Short task:
Select, from the material below, each line with "name" in it.

■ ■ ■ ■ ■ ■ ■

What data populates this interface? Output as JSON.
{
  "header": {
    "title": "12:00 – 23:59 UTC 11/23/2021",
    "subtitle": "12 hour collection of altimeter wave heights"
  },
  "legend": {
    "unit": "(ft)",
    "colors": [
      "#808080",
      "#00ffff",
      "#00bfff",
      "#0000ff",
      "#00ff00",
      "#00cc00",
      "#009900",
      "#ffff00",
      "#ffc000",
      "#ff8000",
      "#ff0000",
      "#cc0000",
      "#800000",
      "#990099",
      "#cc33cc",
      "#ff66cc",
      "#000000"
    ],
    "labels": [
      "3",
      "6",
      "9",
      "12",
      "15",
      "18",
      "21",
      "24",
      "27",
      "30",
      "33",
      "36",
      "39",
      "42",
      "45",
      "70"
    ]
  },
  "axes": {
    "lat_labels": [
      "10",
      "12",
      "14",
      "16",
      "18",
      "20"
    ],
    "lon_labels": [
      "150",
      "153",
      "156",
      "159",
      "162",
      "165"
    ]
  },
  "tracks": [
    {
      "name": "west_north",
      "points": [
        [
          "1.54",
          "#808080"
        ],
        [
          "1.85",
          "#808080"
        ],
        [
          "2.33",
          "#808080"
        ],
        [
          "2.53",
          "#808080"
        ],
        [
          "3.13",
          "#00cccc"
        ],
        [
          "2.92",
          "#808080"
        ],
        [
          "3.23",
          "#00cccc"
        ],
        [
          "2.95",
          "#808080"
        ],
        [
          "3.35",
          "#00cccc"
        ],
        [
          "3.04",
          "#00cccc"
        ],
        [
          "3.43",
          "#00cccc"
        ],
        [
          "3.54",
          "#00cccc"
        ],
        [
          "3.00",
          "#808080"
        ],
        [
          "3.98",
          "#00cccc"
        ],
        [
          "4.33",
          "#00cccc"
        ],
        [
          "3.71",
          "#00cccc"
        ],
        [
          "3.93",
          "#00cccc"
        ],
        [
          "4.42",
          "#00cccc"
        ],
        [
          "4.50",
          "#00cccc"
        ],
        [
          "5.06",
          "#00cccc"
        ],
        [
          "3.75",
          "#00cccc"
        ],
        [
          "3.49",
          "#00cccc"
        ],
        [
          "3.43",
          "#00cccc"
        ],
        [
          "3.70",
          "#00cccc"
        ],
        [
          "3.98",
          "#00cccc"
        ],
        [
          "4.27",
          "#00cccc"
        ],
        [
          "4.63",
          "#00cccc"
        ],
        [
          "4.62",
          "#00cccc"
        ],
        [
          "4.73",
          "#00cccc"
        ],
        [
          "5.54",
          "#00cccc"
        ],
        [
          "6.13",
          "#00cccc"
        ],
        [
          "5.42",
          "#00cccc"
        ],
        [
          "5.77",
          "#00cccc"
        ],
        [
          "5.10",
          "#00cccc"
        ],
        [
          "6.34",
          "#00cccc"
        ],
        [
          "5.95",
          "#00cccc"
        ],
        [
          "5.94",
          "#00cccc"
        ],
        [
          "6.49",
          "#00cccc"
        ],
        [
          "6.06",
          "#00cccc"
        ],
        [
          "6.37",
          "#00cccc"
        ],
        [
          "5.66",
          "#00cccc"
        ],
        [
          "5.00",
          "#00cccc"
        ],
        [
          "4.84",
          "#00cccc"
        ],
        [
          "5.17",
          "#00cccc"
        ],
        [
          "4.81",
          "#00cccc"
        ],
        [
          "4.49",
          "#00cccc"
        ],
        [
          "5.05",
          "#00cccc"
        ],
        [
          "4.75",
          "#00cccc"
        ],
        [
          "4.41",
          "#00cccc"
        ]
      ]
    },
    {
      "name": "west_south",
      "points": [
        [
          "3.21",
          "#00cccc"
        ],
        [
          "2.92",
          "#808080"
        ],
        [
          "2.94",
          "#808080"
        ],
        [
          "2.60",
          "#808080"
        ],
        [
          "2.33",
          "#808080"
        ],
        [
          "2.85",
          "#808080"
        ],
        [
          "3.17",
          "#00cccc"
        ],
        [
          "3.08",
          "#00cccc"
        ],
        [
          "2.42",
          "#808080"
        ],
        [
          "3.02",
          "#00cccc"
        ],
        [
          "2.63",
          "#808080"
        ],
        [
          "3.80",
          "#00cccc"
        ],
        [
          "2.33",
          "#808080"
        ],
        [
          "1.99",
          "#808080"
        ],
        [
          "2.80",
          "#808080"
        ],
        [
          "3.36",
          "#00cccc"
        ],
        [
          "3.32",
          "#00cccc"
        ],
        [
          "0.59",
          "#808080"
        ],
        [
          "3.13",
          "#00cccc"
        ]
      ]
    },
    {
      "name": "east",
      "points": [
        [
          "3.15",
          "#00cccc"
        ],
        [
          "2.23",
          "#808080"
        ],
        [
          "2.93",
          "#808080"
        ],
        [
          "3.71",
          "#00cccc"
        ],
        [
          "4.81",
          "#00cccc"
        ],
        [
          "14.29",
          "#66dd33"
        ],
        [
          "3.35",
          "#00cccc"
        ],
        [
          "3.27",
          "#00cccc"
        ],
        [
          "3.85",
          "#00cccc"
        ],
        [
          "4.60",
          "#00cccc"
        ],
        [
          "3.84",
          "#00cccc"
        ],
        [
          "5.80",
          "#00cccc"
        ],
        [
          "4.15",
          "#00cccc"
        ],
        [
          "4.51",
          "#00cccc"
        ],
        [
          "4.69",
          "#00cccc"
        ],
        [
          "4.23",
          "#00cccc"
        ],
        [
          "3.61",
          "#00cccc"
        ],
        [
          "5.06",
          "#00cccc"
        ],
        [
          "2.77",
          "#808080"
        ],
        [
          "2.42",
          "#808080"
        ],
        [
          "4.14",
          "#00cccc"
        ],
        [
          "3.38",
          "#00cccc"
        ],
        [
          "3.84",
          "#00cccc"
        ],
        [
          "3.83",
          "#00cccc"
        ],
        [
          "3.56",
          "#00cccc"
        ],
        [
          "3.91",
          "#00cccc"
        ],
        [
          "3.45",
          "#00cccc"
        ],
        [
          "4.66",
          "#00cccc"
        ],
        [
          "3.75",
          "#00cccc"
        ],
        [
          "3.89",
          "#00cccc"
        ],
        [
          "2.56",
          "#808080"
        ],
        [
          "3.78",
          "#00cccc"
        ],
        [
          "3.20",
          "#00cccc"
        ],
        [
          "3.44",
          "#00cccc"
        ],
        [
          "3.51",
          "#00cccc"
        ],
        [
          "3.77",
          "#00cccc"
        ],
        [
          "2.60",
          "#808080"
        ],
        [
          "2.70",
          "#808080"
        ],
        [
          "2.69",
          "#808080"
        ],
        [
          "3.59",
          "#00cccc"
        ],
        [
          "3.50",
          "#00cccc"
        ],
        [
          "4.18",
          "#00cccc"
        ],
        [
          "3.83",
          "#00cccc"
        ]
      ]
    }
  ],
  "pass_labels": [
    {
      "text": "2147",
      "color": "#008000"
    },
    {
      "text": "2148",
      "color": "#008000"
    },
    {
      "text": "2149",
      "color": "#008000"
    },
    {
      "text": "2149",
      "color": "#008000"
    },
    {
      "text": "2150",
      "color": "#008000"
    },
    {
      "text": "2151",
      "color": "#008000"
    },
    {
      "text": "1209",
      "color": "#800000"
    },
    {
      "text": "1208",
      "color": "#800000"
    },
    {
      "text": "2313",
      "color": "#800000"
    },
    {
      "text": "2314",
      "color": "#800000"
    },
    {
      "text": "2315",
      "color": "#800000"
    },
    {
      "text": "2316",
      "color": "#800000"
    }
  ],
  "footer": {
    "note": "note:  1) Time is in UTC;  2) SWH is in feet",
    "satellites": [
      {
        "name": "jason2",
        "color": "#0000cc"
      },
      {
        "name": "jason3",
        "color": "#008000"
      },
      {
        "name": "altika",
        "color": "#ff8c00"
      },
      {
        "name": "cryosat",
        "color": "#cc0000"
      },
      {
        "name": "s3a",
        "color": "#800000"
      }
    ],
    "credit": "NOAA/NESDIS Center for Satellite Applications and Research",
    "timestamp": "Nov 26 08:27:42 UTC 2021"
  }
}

■ ■ ■ ■ ■ ■ ■

Finished answer:
      "name": "west_north",
      "name": "west_south",
      "name": "east",
        "name": "jason2",
        "name": "jason3",
        "name": "altika",
        "name": "cryosat",
        "name": "s3a",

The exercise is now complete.